OBJECTIVE: Output the entries verbatim, including every line.

=== MATERIALS PROVIDED ===

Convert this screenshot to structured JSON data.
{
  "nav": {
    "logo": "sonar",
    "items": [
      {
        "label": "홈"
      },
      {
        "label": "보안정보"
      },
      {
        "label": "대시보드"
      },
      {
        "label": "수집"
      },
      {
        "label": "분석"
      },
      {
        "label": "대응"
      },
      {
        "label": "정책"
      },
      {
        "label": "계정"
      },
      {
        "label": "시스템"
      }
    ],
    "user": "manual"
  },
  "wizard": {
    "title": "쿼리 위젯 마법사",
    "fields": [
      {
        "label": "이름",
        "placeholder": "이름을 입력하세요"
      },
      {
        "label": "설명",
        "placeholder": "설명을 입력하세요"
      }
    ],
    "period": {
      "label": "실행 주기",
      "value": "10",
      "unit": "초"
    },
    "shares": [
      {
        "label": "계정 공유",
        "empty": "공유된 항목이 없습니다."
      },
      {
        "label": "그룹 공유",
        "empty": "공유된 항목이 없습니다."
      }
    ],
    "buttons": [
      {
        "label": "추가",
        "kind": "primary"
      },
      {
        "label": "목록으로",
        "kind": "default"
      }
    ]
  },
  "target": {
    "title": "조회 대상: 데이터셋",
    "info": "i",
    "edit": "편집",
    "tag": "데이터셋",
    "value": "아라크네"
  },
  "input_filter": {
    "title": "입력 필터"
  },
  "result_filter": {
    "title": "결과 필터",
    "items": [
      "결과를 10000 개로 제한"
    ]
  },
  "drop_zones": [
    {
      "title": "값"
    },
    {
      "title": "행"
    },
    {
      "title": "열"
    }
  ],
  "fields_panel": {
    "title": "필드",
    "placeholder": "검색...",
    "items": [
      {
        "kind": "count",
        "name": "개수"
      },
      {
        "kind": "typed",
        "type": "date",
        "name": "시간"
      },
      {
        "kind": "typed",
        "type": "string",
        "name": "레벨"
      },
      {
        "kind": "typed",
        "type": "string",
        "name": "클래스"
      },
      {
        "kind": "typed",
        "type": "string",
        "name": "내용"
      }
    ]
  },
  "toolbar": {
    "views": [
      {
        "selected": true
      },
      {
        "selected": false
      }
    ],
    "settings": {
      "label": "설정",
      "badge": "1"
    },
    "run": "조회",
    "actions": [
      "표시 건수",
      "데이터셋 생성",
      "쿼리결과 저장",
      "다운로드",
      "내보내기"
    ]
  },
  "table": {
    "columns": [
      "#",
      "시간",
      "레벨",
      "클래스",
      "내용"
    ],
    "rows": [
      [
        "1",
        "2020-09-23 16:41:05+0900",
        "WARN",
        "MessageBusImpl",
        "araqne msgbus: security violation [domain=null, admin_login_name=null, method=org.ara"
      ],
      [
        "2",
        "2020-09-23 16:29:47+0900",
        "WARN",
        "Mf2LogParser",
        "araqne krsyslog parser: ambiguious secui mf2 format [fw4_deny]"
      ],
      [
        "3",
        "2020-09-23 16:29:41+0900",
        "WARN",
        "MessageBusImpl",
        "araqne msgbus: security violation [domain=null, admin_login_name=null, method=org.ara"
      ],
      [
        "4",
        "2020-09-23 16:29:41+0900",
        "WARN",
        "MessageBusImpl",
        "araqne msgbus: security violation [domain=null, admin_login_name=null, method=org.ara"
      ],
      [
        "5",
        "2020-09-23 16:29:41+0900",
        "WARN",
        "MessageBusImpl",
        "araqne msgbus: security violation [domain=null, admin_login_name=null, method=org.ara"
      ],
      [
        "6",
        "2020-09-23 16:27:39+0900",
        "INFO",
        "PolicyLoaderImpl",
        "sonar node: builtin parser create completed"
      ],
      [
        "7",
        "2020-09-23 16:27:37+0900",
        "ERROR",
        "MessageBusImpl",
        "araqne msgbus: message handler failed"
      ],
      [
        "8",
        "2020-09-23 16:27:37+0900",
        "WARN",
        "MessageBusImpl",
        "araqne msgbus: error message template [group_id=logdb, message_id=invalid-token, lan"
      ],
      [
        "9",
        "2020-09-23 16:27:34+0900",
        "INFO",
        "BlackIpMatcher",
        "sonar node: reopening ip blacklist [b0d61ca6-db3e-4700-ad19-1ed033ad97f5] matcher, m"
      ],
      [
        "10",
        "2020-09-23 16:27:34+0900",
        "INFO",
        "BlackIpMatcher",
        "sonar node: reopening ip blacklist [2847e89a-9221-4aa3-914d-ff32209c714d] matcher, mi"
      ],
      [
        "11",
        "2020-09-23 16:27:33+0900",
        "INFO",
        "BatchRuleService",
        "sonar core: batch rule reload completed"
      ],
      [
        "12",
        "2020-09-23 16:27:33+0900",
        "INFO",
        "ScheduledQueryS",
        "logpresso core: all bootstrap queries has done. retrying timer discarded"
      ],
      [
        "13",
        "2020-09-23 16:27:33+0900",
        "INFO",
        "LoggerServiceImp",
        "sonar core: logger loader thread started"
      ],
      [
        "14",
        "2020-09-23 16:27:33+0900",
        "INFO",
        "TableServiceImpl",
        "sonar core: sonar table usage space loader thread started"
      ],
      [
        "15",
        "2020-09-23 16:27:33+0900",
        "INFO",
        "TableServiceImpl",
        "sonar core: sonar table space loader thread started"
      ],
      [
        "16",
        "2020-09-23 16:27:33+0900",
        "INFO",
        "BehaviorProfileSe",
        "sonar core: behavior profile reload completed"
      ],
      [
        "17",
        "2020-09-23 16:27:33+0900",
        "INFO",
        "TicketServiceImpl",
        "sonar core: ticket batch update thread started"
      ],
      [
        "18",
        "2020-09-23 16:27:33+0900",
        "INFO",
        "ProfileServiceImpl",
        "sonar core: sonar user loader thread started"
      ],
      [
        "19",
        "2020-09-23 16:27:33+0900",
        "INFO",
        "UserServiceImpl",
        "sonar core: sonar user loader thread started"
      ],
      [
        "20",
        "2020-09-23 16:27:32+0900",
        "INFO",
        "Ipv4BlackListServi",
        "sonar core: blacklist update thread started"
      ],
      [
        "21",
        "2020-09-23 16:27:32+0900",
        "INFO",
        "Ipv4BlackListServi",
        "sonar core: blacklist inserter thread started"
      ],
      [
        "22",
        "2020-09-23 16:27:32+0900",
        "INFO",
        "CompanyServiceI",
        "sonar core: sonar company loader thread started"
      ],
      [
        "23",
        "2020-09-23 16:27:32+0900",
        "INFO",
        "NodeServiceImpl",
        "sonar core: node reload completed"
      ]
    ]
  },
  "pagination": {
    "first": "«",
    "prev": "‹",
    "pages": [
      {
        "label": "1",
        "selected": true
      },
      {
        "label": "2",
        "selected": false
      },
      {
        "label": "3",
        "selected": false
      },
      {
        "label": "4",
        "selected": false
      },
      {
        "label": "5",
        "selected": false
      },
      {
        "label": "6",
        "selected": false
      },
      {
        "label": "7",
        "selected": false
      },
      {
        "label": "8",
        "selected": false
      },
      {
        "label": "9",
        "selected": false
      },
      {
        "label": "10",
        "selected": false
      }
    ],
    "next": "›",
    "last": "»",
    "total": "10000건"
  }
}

===

WRITTEN SOLUTION:
Convert this screenshot to structured JSON data.
{
  "nav": {
    "logo": "sonar",
    "items": [
      {
        "label": "홈"
      },
      {
        "label": "보안정보"
      },
      {
        "label": "대시보드"
      },
      {
        "label": "수집"
      },
      {
        "label": "분석"
      },
      {
        "label": "대응"
      },
      {
        "label": "정책"
      },
      {
        "label": "계정"
      },
      {
        "label": "시스템"
      }
    ],
    "user": "manual"
  },
  "wizard": {
    "title": "쿼리 위젯 마법사",
    "fields": [
      {
        "label": "이름",
        "placeholder": "이름을 입력하세요"
      },
      {
        "label": "설명",
        "placeholder": "설명을 입력하세요"
      }
    ],
    "period": {
      "label": "실행 주기",
      "value": "10",
      "unit": "초"
    },
    "shares": [
      {
        "label": "계정 공유",
        "empty": "공유된 항목이 없습니다."
      },
      {
        "label": "그룹 공유",
        "empty": "공유된 항목이 없습니다."
      }
    ],
    "buttons": [
      {
        "label": "추가",
        "kind": "primary"
      },
      {
        "label": "목록으로",
        "kind": "default"
      }
    ]
  },
  "target": {
    "title": "조회 대상: 데이터셋",
    "info": "i",
    "edit": "편집",
    "tag": "데이터셋",
    "value": "아라크네"
  },
  "input_filter": {
    "title": "입력 필터"
  },
  "result_filter": {
    "title": "결과 필터",
    "items": [
      "결과를 10000 개로 제한"
    ]
  },
  "drop_zones": [
    {
      "title": "값"
    },
    {
      "title": "행"
    },
    {
      "title": "열"
    }
  ],
  "fields_panel": {
    "title": "필드",
    "placeholder": "검색...",
    "items": [
      {
        "kind": "count",
        "name": "개수"
      },
      {
        "kind": "typed",
        "type": "date",
        "name": "시간"
      },
      {
        "kind": "typed",
        "type": "string",
        "name": "레벨"
      },
      {
        "kind": "typed",
        "type": "string",
        "name": "클래스"
      },
      {
        "kind": "typed",
        "type": "string",
        "name": "내용"
      }
    ]
  },
  "toolbar": {
    "views": [
      {
        "selected": true
      },
      {
        "selected": false
      }
    ],
    "settings": {
      "label": "설정",
      "badge": "1"
    },
    "run": "조회",
    "actions": [
      "표시 건수",
      "데이터셋 생성",
      "쿼리결과 저장",
      "다운로드",
      "내보내기"
    ]
  },
  "table": {
    "columns": [
      "#",
      "시간",
      "레벨",
      "클래스",
      "내용"
    ],
    "rows": [
      [
        "1",
        "2020-09-23 16:41:05+0900",
        "WARN",
        "MessageBusImpl",
        "araqne msgbus: security violation [domain=null, admin_login_name=null, method=org.ara"
      ],
      [
        "2",
        "2020-09-23 16:29:47+0900",
        "WARN",
        "Mf2LogParser",
        "araqne krsyslog parser: ambiguious secui mf2 format [fw4_deny]"
      ],
      [
        "3",
        "2020-09-23 16:29:41+0900",
        "WARN",
        "MessageBusImpl",
        "araqne msgbus: security violation [domain=null, admin_login_name=null, method=org.ara"
      ],
      [
        "4",
        "2020-09-23 16:29:41+0900",
        "WARN",
        "MessageBusImpl",
        "araqne msgbus: security violation [domain=null, admin_login_name=null, method=org.ara"
      ],
      [
        "5",
        "2020-09-23 16:29:41+0900",
        "WARN",
        "MessageBusImpl",
        "araqne msgbus: security violation [domain=null, admin_login_name=null, method=org.ara"
      ],
      [
        "6",
        "2020-09-23 16:27:39+0900",
        "INFO",
        "PolicyLoaderImpl",
        "sonar node: builtin parser create completed"
      ],
      [
        "7",
        "2020-09-23 16:27:37+0900",
        "ERROR",
        "MessageBusImpl",
        "araqne msgbus: message handler failed"
      ],
      [
        "8",
        "2020-09-23 16:27:37+0900",
        "WARN",
        "MessageBusImpl",
        "araqne msgbus: error message template [group_id=logdb, message_id=invalid-token, lan"
      ],
      [
        "9",
        "2020-09-23 16:27:34+0900",
        "INFO",
        "BlackIpMatcher",
        "sonar node: reopening ip blacklist [b0d61ca6-db3e-4700-ad19-1ed033ad97f5] matcher, m"
      ],
      [
        "10",
        "2020-09-23 16:27:34+0900",
        "INFO",
        "BlackIpMatcher",
        "sonar node: reopening ip blacklist [2847e89a-9221-4aa3-914d-ff32209c714d] matcher, mi"
      ],
      [
        "11",
        "2020-09-23 16:27:33+0900",
        "INFO",
        "BatchRuleService",
        "sonar core: batch rule reload completed"
      ],
      [
        "12",
        "2020-09-23 16:27:33+0900",
        "INFO",
        "ScheduledQueryS",
        "logpresso core: all bootstrap queries has done. retrying timer discarded"
      ],
      [
        "13",
        "2020-09-23 16:27:33+0900",
        "INFO",
        "LoggerServiceImp",
        "sonar core: logger loader thread started"
      ],
      [
        "14",
        "2020-09-23 16:27:33+0900",
        "INFO",
        "TableServiceImpl",
        "sonar core: sonar table usage space loader thread started"
      ],
      [
        "15",
        "2020-09-23 16:27:33+0900",
        "INFO",
        "TableServiceImpl",
        "sonar core: sonar table space loader thread started"
      ],
      [
        "16",
        "2020-09-23 16:27:33+0900",
        "INFO",
        "BehaviorProfileSe",
        "sonar core: behavior profile reload completed"
      ],
      [
        "17",
        "2020-09-23 16:27:33+0900",
        "INFO",
        "TicketServiceImpl",
        "sonar core: ticket batch update thread started"
      ],
      [
        "18",
        "2020-09-23 16:27:33+0900",
        "INFO",
        "ProfileServiceImpl",
        "sonar core: sonar user loader thread started"
      ],
      [
        "19",
        "2020-09-23 16:27:33+0900",
        "INFO",
        "UserServiceImpl",
        "sonar core: sonar user loader thread started"
      ],
      [
        "20",
        "2020-09-23 16:27:32+0900",
        "INFO",
        "Ipv4BlackListServi",
        "sonar core: blacklist update thread started"
      ],
      [
        "21",
        "2020-09-23 16:27:32+0900",
        "INFO",
        "Ipv4BlackListServi",
        "sonar core: blacklist inserter thread started"
      ],
      [
        "22",
        "2020-09-23 16:27:32+0900",
        "INFO",
        "CompanyServiceI",
        "sonar core: sonar company loader thread started"
      ],
      [
        "23",
        "2020-09-23 16:27:32+0900",
        "INFO",
        "NodeServiceImpl",
        "sonar core: node reload completed"
      ]
    ]
  },
  "pagination": {
    "first": "«",
    "prev": "‹",
    "pages": [
      {
        "label": "1",
        "selected": true
      },
      {
        "label": "2",
        "selected": false
      },
      {
        "label": "3",
        "selected": false
      },
      {
        "label": "4",
        "selected": false
      },
      {
        "label": "5",
        "selected": false
      },
      {
        "label": "6",
        "selected": false
      },
      {
        "label": "7",
        "selected": false
      },
      {
        "label": "8",
        "selected": false
      },
      {
        "label": "9",
        "selected": false
      },
      {
        "label": "10",
        "selected": false
      }
    ],
    "next": "›",
    "last": "»",
    "total": "10000건"
  }
}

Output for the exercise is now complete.